Only a number is wanted: how many lines in the listing contain the word "true"?

----- DATA SUPPLIED

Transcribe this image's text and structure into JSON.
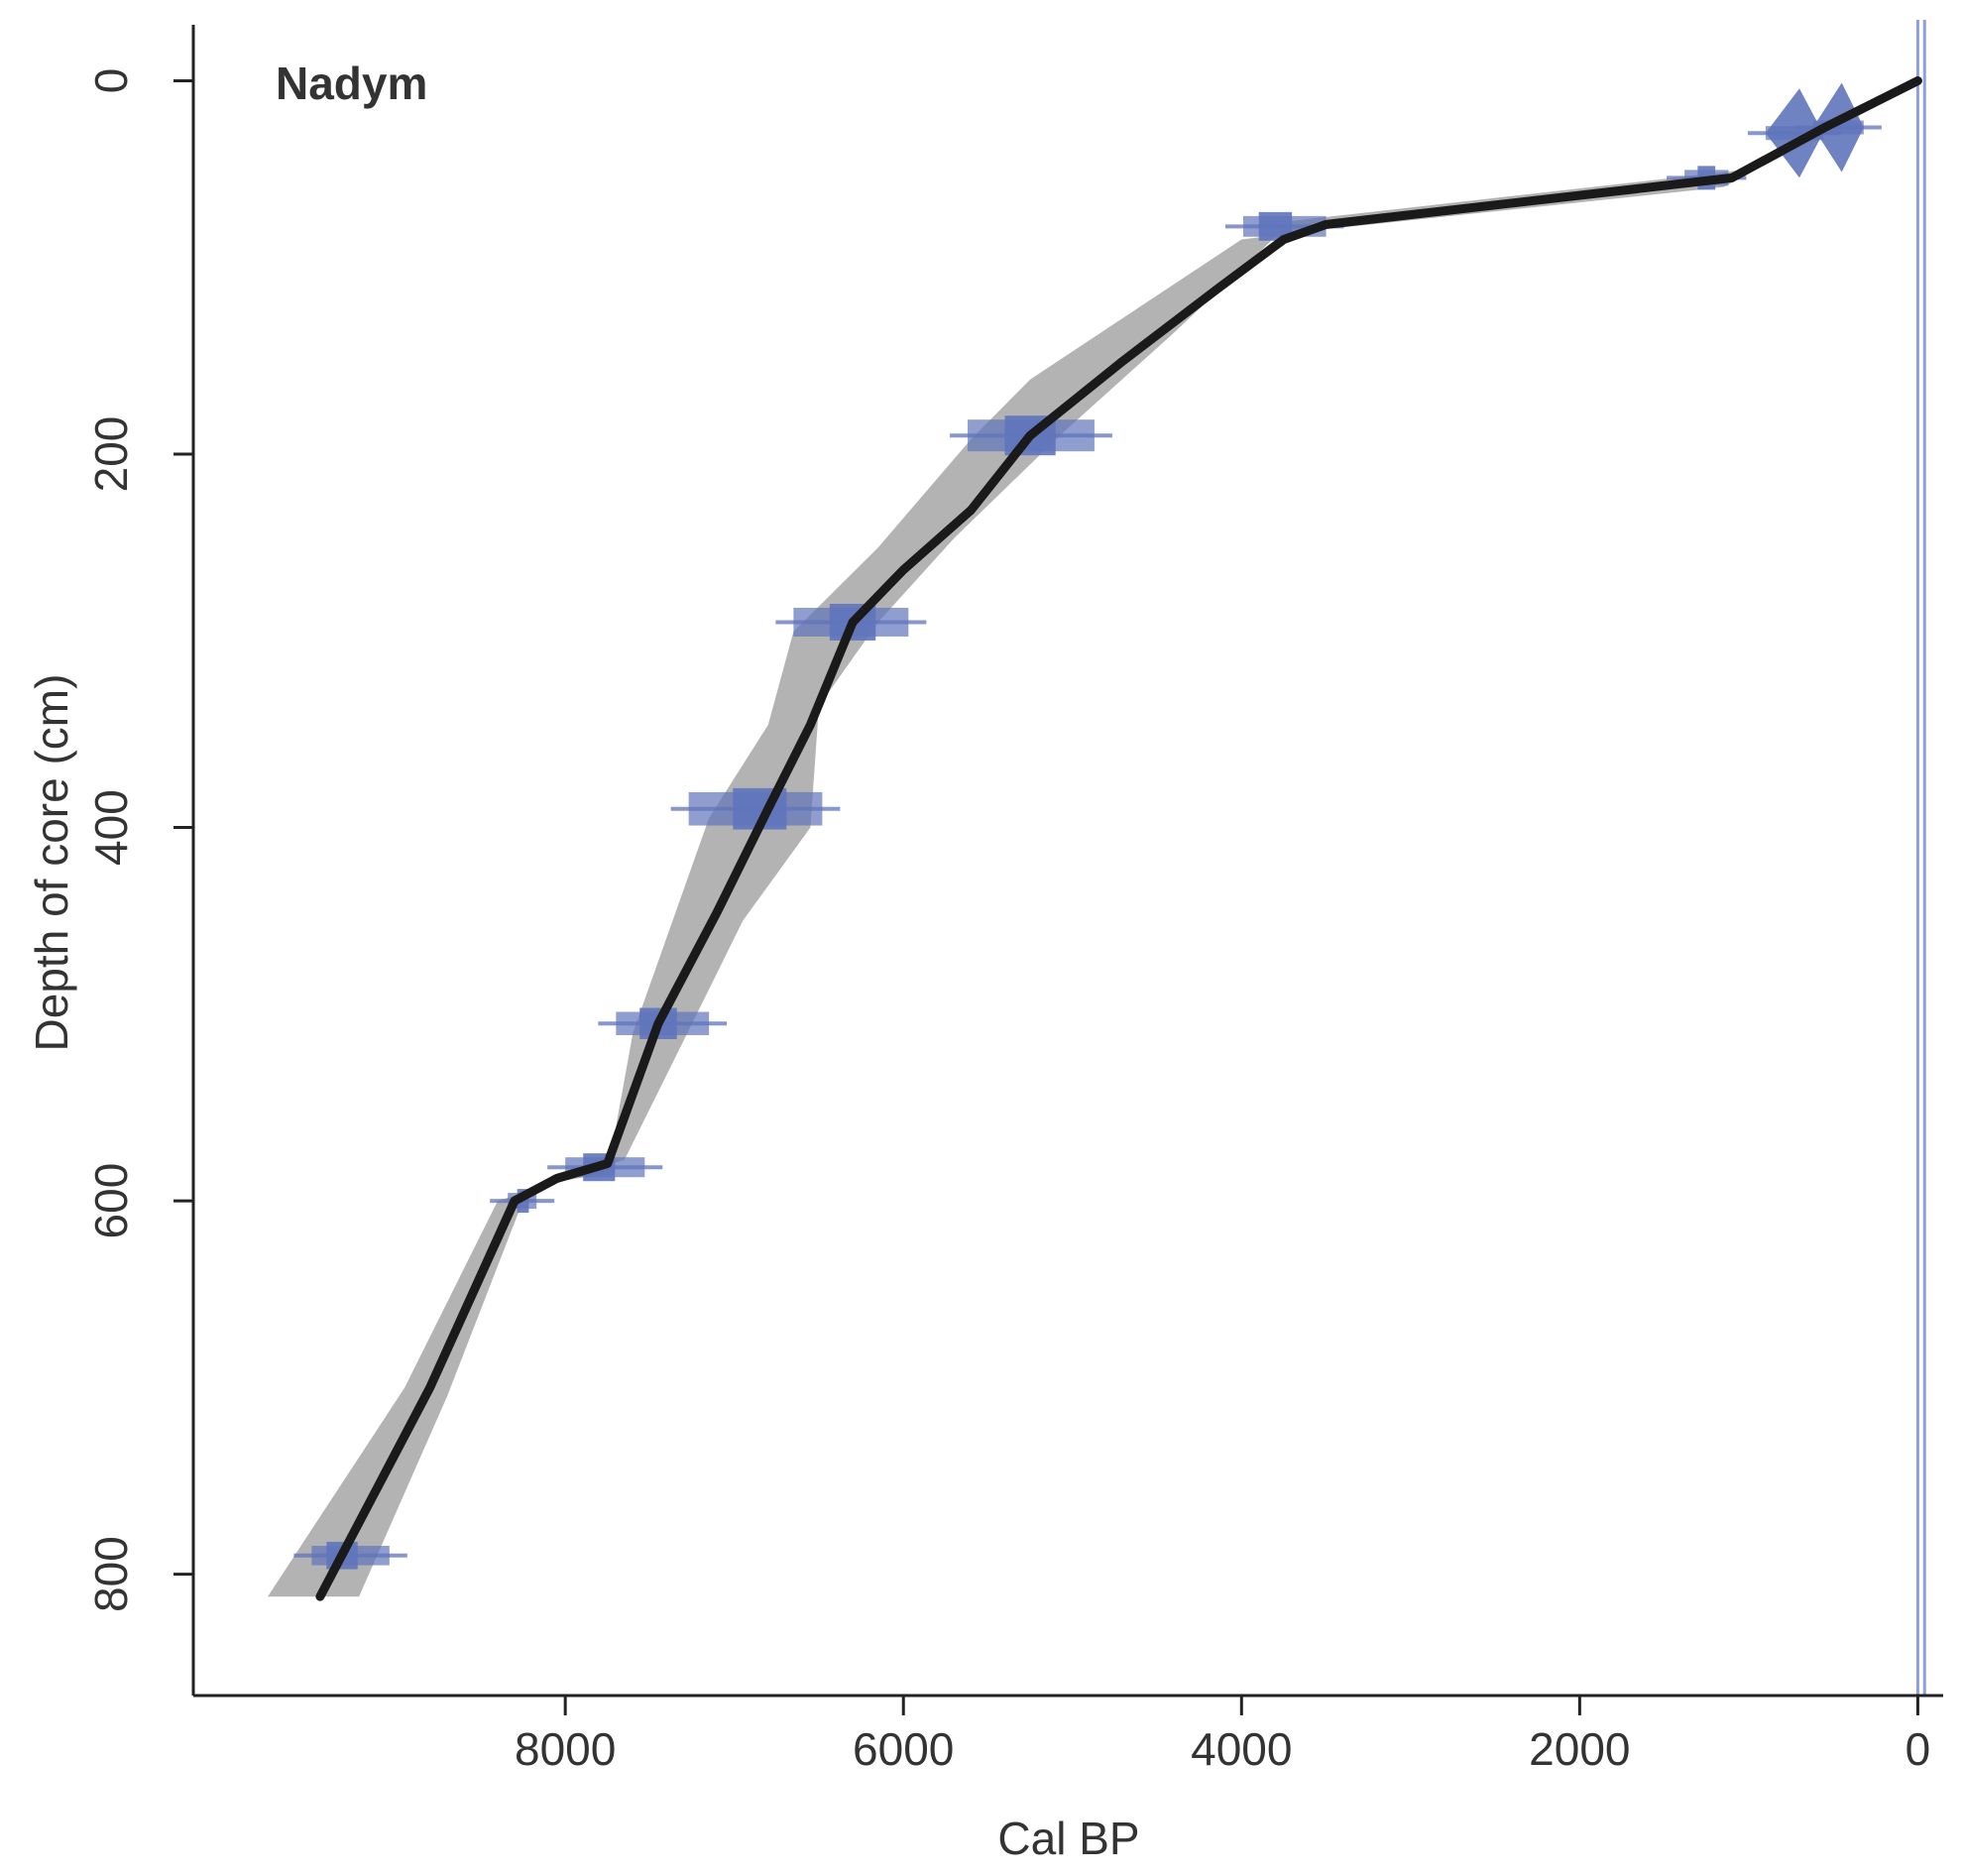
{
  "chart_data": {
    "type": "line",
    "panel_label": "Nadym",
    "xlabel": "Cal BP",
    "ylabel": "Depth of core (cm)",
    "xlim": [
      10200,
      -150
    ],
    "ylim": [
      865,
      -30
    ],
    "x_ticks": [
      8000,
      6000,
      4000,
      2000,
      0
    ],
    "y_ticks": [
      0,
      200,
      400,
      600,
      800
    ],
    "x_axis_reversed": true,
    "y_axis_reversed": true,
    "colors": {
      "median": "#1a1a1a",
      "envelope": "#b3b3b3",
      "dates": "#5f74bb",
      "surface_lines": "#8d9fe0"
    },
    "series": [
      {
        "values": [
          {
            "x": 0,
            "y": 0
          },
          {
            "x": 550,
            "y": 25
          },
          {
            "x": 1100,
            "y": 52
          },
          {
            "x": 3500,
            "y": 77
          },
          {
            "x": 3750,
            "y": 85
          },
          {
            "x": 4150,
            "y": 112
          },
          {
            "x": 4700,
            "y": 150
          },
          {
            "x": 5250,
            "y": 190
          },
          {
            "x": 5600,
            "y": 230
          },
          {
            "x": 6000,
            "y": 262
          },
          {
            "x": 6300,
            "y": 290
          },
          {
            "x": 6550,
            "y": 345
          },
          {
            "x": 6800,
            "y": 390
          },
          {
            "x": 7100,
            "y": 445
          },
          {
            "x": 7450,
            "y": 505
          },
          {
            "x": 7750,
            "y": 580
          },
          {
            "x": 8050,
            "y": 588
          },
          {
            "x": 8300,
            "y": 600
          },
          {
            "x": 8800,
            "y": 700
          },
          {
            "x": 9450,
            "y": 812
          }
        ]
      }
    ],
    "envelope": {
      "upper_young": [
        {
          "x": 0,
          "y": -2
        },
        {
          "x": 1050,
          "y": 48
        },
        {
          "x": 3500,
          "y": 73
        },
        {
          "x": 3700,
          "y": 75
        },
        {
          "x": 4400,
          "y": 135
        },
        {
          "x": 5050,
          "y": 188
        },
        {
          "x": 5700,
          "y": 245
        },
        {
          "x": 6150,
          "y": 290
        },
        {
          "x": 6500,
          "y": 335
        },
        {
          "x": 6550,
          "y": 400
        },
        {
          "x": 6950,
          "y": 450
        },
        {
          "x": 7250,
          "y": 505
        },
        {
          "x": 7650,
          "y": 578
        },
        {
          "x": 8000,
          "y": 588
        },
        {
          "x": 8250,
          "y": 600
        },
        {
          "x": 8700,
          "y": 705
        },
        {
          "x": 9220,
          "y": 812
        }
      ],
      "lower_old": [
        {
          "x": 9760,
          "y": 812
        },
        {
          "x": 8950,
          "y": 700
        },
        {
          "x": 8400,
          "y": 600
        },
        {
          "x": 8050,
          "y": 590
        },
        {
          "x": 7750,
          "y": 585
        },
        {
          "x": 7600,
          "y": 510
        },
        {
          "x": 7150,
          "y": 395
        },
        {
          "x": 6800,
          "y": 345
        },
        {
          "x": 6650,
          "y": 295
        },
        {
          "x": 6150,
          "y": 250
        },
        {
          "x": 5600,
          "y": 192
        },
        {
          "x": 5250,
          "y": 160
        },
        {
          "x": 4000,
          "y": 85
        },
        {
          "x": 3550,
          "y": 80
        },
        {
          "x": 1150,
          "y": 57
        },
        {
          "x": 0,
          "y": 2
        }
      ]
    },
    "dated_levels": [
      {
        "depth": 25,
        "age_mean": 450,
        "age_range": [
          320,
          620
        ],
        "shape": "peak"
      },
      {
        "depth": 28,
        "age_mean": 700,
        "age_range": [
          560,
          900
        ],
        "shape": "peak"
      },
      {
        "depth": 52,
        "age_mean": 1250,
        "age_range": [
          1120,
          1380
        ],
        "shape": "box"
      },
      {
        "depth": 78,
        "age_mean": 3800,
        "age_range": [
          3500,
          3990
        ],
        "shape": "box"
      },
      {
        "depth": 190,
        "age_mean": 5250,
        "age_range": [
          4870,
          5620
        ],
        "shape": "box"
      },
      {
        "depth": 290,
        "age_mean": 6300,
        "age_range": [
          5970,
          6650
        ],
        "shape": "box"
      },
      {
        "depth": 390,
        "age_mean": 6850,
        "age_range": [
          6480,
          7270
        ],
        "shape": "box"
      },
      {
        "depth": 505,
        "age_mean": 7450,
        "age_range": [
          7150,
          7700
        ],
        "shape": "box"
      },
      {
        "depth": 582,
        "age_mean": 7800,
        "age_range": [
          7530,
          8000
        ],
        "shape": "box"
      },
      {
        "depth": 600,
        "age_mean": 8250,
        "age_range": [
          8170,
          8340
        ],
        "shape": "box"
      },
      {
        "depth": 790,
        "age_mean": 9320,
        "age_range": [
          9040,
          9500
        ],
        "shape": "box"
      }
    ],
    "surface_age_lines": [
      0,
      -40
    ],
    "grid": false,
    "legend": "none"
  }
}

----------

### TASK RESPONSE
2